- **Stated goal**: Extract each line containing the string "screenshot".

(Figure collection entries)
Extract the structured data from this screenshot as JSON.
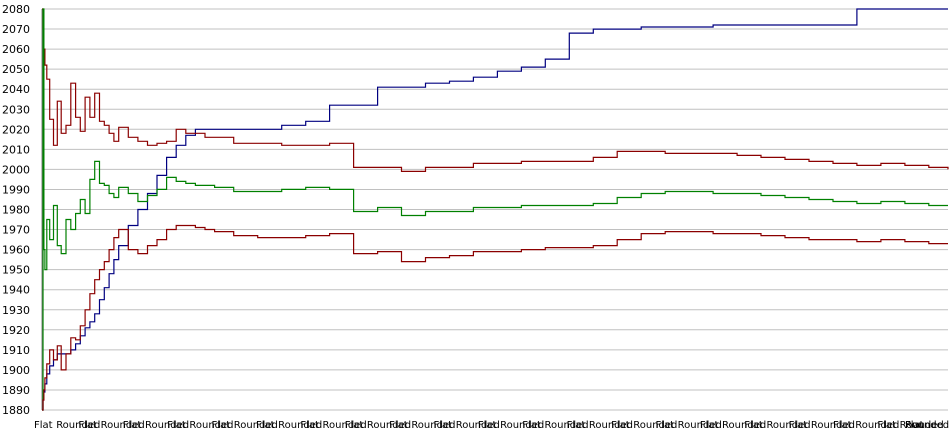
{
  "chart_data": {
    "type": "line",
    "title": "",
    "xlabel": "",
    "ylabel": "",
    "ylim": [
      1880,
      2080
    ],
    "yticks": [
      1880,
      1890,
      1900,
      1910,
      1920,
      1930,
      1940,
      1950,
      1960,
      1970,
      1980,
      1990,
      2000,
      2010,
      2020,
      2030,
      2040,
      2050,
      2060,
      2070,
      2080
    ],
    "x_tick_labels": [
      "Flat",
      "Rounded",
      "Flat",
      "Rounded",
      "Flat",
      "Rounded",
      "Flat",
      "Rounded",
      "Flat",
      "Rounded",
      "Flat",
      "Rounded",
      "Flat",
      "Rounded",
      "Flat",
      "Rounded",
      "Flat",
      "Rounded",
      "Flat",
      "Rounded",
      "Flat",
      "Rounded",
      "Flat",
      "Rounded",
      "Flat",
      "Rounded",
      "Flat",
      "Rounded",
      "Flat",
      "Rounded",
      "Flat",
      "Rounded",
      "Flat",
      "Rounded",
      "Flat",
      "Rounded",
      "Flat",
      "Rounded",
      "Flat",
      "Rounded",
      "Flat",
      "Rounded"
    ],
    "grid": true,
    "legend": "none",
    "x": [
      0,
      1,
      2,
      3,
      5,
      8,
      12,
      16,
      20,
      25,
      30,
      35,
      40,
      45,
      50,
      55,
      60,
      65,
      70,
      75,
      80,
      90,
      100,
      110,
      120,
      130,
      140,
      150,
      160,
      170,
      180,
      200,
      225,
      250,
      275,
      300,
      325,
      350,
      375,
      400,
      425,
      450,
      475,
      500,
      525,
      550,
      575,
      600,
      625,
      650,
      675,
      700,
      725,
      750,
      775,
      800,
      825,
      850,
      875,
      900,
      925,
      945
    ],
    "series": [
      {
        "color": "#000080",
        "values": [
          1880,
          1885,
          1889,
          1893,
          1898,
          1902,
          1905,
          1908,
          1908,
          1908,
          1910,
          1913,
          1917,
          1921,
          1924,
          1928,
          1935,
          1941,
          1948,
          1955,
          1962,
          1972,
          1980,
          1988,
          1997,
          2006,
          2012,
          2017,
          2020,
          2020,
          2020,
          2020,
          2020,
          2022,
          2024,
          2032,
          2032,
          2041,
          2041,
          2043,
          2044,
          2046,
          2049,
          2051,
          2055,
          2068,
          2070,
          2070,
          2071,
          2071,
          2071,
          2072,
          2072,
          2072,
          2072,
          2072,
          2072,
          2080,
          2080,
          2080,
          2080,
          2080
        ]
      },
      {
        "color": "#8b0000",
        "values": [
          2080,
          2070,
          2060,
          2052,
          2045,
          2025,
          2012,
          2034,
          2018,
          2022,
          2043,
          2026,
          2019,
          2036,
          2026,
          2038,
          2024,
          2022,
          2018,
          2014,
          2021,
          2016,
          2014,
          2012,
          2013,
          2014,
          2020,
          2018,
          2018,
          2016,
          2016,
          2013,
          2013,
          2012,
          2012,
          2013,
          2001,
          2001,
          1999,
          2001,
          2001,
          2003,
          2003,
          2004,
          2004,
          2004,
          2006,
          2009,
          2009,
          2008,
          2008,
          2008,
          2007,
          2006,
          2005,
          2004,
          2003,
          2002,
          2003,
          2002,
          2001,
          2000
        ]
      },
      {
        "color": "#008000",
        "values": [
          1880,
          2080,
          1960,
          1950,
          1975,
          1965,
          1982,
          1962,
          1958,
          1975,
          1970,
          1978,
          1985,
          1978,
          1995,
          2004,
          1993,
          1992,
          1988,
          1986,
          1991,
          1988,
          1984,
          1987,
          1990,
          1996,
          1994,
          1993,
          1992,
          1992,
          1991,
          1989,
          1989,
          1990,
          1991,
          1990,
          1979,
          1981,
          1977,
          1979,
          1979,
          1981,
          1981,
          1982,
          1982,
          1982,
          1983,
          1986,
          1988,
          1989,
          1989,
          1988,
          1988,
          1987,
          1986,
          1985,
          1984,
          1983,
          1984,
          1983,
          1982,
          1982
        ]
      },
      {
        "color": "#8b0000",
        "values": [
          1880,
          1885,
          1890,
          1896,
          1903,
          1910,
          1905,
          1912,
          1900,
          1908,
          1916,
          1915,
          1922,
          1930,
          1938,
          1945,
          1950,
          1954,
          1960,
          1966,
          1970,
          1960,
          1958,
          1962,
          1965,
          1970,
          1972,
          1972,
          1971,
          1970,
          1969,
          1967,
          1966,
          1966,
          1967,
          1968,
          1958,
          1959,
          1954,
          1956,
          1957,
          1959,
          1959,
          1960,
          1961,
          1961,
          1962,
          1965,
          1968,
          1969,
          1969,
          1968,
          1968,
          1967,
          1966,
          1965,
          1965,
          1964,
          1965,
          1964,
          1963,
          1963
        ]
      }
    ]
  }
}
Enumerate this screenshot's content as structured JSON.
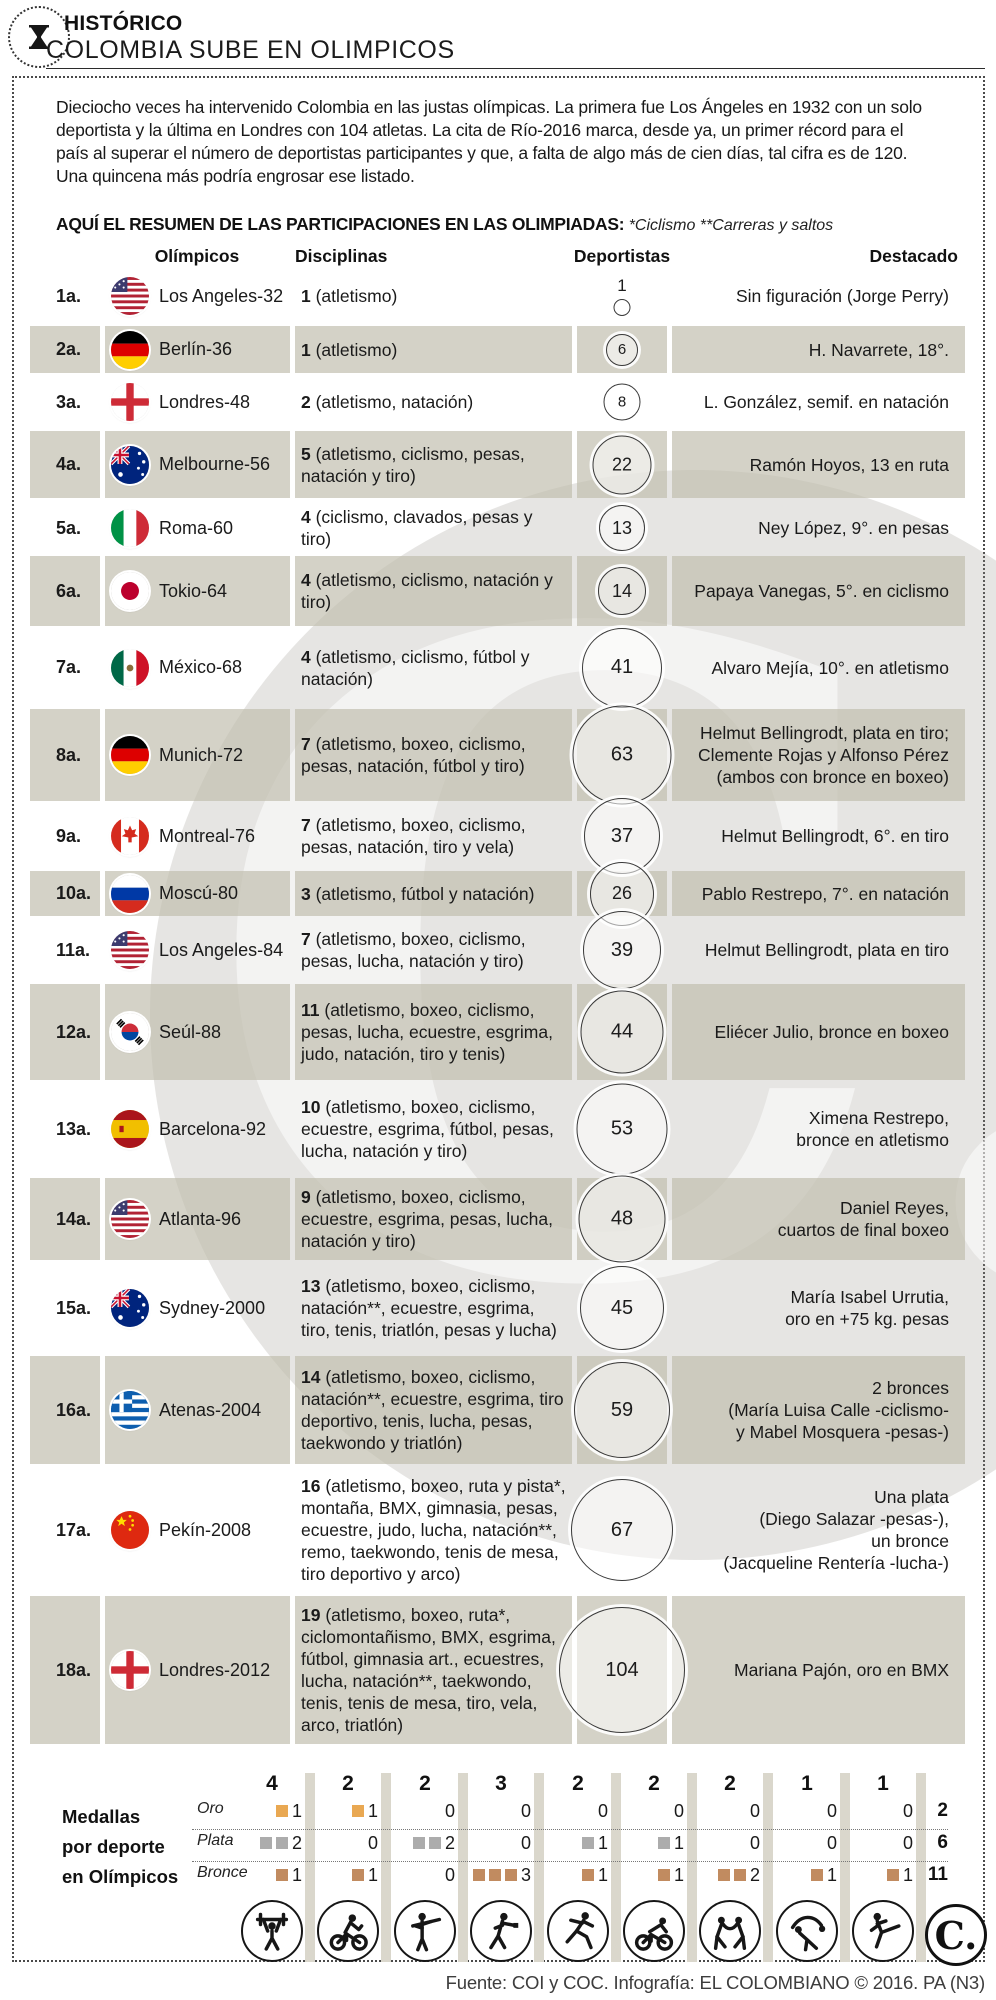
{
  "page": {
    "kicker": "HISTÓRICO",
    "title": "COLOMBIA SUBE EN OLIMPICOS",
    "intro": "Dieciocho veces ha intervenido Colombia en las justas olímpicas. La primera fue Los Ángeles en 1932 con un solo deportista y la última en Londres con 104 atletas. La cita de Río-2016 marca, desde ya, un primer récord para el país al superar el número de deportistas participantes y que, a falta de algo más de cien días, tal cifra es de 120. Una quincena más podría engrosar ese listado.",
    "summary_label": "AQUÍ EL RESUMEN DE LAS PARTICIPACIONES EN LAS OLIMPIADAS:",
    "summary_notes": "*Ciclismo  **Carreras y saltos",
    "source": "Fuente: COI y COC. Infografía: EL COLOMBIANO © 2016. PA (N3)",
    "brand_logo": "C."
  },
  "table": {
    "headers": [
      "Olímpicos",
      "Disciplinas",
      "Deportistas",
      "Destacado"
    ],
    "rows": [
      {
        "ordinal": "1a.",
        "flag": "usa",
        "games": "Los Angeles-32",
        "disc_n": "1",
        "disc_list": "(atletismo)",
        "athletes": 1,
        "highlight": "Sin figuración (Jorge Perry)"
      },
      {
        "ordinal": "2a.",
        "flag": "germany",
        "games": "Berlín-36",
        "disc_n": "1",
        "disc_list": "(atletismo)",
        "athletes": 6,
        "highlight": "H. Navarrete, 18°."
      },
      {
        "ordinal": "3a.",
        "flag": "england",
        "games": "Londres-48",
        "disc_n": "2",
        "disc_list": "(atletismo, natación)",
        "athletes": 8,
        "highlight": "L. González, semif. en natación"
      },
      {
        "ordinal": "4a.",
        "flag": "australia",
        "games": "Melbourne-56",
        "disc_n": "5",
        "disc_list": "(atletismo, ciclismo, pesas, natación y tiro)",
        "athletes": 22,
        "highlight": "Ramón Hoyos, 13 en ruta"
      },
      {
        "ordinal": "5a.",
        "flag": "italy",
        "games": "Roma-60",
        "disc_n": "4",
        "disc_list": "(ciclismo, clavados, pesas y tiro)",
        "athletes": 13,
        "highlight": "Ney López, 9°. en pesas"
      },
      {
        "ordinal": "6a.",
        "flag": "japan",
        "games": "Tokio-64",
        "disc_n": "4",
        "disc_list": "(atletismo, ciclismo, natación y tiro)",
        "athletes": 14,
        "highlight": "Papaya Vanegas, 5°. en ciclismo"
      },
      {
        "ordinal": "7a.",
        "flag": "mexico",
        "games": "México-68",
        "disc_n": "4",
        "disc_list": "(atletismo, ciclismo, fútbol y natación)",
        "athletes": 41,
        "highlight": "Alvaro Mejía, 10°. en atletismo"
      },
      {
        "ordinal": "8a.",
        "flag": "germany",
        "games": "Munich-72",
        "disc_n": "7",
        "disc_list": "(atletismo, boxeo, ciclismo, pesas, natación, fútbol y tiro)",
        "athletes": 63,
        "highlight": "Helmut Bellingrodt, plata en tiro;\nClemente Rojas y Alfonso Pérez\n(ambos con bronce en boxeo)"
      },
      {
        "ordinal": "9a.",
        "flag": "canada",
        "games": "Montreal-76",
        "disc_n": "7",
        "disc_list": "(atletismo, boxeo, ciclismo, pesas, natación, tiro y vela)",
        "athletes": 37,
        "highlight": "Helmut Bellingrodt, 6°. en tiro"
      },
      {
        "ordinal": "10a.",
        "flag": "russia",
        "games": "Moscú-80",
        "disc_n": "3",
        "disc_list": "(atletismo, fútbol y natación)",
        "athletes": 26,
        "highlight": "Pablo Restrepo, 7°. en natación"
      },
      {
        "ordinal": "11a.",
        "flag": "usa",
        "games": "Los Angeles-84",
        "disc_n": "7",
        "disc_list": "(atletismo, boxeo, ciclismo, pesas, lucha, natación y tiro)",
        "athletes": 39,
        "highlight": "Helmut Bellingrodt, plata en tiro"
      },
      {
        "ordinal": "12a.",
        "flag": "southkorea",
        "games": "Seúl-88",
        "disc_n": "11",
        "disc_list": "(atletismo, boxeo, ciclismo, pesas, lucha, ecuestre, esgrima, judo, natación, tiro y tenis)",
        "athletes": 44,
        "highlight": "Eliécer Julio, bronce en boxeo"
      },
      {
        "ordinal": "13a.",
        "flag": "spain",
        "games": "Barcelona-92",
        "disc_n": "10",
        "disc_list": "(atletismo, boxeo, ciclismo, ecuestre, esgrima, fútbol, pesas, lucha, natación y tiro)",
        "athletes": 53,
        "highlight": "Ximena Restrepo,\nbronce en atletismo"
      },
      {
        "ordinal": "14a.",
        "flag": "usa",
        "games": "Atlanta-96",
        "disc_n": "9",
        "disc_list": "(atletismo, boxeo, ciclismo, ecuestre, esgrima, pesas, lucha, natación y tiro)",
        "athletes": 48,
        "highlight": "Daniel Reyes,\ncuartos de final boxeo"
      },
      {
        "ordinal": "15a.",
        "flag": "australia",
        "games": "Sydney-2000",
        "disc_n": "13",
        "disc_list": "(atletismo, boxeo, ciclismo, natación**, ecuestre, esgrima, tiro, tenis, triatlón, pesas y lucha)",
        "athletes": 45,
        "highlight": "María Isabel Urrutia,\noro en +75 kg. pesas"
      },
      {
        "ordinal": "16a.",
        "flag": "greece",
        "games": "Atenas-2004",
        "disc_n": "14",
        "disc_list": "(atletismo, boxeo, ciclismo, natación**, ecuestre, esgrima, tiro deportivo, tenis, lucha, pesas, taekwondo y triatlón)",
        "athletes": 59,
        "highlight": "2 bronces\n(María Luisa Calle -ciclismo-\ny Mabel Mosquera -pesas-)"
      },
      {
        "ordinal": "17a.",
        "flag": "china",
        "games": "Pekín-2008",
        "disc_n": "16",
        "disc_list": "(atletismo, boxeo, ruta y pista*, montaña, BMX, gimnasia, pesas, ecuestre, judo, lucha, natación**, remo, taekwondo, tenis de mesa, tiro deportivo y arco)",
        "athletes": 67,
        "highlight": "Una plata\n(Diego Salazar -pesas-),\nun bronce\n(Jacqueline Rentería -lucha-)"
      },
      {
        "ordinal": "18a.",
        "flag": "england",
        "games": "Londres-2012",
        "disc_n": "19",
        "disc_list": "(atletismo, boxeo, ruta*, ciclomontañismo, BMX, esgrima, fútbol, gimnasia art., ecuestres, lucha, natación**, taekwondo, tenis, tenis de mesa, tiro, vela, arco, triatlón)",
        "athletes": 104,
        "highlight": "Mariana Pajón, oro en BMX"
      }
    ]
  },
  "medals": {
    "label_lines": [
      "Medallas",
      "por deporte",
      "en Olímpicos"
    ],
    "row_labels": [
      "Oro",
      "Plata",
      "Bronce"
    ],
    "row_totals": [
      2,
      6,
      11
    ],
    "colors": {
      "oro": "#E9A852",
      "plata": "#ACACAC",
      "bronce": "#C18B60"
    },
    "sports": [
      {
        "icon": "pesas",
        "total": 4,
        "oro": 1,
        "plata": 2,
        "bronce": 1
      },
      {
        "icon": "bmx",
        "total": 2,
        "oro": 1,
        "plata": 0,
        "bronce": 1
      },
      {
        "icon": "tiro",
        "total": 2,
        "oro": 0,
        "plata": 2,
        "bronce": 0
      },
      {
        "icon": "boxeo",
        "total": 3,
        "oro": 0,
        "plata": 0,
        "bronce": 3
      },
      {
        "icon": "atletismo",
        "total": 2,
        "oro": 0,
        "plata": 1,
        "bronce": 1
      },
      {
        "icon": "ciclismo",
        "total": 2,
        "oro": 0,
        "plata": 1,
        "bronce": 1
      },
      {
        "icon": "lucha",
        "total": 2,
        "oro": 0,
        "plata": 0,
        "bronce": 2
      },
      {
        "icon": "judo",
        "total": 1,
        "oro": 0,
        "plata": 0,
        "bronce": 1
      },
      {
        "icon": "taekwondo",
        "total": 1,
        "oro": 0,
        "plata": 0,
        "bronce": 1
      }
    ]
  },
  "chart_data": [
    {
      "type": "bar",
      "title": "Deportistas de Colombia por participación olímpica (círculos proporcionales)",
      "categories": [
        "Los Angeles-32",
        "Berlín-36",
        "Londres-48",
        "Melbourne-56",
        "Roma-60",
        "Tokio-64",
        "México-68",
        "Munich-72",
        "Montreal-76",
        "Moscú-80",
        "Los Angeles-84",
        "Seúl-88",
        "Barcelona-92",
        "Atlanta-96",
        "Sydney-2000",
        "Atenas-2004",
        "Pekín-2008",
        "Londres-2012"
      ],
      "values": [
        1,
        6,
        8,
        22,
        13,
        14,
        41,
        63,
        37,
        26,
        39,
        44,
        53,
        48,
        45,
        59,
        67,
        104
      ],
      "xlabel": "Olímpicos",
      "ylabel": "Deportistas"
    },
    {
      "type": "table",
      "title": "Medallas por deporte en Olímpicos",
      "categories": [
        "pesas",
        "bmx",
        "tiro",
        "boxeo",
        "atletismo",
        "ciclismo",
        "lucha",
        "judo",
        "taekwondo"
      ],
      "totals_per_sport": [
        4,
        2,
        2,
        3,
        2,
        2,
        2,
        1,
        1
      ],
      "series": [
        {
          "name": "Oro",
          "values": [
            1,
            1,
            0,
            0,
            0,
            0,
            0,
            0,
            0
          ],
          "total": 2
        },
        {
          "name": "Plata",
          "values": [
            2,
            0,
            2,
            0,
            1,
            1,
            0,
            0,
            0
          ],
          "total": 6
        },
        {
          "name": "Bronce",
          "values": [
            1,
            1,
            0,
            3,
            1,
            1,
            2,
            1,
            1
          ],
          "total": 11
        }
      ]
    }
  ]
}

* * *

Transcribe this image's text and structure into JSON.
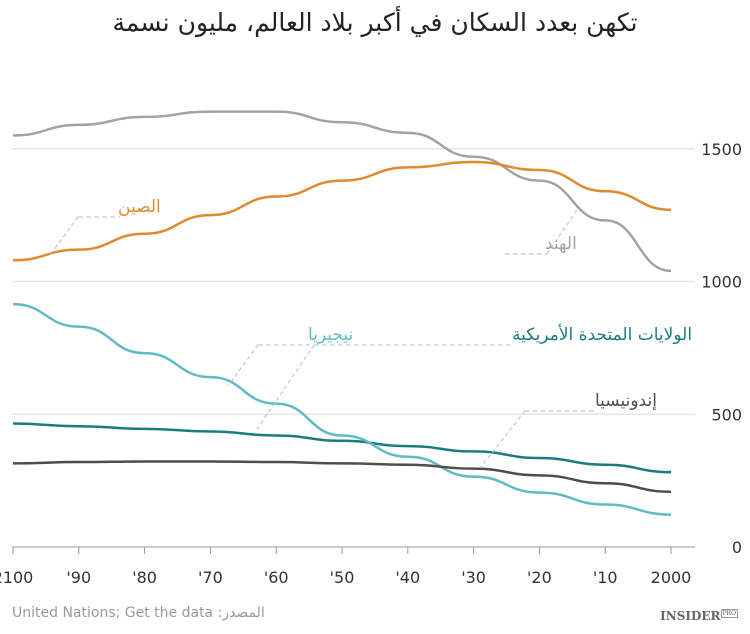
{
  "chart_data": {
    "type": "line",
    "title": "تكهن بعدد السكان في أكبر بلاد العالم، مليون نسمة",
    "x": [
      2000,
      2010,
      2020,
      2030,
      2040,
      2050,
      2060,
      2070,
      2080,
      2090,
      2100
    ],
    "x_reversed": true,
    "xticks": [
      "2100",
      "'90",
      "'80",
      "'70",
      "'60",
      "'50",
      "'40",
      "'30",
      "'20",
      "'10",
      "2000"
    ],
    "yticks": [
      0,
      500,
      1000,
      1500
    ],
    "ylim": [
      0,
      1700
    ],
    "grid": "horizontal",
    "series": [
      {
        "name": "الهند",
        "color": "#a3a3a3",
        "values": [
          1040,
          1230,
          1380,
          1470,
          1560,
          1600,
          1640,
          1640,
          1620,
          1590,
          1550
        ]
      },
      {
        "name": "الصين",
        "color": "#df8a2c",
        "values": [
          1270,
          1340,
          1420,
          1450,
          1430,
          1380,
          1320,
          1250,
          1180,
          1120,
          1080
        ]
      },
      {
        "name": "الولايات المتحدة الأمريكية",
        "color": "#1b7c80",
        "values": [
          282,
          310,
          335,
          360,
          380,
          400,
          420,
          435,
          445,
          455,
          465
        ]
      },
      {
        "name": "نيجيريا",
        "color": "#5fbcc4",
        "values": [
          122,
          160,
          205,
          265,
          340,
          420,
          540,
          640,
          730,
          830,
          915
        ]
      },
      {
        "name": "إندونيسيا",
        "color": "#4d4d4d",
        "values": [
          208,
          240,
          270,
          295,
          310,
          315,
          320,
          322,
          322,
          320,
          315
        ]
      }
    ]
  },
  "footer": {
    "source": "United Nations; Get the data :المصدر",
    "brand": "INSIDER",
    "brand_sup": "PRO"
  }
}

==

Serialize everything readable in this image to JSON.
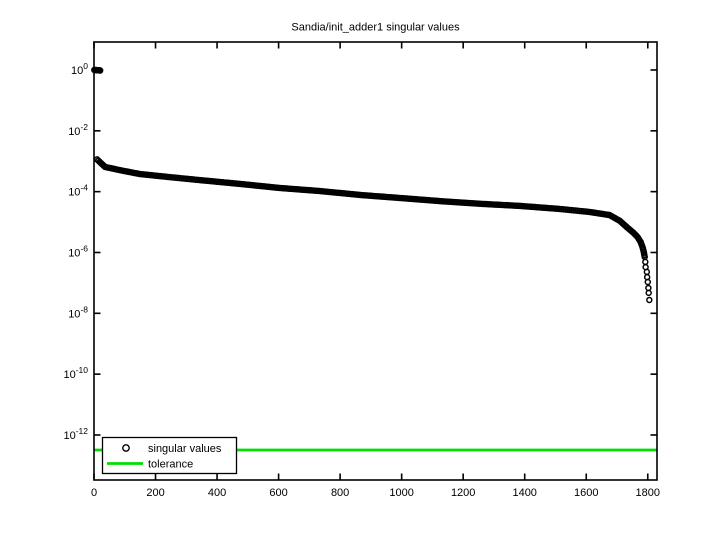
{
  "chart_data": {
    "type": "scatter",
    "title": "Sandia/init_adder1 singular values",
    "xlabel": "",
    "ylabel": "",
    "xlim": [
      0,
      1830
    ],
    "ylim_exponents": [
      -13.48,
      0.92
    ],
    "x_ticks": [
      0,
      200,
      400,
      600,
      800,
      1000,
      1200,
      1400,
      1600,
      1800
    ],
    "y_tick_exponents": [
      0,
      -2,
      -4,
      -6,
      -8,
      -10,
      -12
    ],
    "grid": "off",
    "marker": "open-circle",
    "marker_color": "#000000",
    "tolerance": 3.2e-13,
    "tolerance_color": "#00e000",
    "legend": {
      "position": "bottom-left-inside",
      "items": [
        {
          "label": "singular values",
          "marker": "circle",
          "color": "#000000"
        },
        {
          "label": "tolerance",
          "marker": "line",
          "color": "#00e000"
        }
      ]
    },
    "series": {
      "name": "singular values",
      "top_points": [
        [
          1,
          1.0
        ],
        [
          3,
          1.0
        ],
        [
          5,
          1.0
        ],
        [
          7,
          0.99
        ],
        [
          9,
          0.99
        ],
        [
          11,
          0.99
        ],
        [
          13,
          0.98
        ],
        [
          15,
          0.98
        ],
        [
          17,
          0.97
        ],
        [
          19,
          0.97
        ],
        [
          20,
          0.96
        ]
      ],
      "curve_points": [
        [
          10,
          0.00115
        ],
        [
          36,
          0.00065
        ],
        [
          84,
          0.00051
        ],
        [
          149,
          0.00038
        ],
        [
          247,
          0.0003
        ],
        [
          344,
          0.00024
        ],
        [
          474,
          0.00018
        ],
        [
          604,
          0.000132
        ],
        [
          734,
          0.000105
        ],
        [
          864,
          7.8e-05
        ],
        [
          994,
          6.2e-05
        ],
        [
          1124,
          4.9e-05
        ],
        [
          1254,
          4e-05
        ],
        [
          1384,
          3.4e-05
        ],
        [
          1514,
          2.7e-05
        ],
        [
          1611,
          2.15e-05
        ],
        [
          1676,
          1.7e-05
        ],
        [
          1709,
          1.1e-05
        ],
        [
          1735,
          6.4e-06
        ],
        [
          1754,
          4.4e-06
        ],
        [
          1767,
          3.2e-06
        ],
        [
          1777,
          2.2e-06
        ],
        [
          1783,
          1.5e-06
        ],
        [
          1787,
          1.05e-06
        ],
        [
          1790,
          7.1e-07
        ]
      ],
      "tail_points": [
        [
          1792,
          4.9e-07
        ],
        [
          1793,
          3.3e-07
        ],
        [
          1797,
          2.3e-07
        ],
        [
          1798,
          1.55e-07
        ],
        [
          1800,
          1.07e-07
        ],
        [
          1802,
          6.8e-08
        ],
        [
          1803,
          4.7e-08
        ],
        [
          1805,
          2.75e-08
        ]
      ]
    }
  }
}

- **Answer to the exercise**:
Extract the structured data from this screenshot as JSON.
Enumerate this screenshot's content as structured JSON.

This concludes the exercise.